## Exercise
Every line that holds "solid" should be shown.

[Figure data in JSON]
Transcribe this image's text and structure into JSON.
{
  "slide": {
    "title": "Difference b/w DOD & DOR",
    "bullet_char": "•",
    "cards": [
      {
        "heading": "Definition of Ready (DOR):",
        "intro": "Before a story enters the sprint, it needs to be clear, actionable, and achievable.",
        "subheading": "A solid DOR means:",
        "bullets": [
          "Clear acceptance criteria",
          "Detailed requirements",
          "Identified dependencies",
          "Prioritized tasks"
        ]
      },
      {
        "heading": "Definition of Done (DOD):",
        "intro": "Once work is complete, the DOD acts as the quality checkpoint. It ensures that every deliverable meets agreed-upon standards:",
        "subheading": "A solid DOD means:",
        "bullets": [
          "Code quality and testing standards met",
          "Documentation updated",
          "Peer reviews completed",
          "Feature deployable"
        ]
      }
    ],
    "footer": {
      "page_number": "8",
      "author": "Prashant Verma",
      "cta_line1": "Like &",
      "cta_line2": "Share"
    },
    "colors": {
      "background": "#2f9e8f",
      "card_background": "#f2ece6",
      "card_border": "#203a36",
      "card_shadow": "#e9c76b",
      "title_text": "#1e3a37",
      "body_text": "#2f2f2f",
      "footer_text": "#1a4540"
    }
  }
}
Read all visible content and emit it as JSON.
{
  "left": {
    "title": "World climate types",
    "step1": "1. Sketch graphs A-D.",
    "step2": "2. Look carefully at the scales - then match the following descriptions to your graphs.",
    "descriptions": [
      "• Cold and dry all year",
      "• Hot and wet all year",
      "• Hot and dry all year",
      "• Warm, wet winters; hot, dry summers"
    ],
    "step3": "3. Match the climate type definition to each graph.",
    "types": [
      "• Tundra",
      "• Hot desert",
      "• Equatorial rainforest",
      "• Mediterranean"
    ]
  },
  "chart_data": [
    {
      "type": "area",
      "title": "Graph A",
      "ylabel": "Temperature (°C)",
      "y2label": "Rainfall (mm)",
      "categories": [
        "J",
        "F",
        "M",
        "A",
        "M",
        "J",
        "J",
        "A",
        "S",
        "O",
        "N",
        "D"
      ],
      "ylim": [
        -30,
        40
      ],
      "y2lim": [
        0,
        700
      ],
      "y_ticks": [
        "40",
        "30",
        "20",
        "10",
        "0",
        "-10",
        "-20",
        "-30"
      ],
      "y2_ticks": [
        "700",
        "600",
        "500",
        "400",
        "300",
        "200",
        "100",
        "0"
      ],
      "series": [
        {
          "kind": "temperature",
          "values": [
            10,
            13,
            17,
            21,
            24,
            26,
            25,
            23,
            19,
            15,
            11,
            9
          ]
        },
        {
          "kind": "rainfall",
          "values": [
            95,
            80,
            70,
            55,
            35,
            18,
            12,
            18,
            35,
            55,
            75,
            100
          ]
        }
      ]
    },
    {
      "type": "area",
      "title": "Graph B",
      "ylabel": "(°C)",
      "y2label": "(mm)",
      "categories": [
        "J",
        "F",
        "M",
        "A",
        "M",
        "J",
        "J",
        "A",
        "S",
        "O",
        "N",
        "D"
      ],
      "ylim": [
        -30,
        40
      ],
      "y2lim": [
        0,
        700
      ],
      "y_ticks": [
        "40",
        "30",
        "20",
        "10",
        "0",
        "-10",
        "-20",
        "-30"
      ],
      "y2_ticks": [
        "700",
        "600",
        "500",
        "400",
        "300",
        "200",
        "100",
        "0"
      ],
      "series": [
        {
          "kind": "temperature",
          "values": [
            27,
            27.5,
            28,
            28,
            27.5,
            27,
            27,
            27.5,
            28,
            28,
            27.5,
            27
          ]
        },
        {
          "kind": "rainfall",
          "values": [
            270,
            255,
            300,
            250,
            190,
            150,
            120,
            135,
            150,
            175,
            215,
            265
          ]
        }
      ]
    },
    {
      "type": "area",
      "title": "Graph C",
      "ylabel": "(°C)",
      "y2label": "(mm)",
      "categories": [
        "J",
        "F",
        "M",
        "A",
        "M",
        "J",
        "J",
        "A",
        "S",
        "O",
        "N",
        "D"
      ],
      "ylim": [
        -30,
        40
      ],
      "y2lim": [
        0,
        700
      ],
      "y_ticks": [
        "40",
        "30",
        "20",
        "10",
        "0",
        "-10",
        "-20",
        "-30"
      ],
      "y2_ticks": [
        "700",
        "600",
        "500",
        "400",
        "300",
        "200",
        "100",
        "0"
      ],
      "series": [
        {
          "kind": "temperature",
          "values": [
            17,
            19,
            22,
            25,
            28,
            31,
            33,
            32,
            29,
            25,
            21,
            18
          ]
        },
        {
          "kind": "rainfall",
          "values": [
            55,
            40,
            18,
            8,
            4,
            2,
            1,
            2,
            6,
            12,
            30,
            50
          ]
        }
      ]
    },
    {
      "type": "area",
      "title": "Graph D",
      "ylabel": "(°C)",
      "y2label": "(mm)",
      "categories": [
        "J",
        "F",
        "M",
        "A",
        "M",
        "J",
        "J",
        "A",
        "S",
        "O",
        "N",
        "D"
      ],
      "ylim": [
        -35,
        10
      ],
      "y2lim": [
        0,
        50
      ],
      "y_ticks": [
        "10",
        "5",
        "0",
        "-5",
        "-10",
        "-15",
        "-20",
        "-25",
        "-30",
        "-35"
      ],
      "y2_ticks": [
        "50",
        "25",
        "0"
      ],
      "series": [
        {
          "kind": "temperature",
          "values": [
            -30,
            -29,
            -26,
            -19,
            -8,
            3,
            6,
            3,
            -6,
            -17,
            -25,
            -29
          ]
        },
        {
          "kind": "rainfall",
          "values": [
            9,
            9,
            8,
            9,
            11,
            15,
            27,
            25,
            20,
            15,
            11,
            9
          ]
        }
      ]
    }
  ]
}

## Exercise result
        "subheading": "A solid DOR means:",
        "subheading": "A solid DOD means:",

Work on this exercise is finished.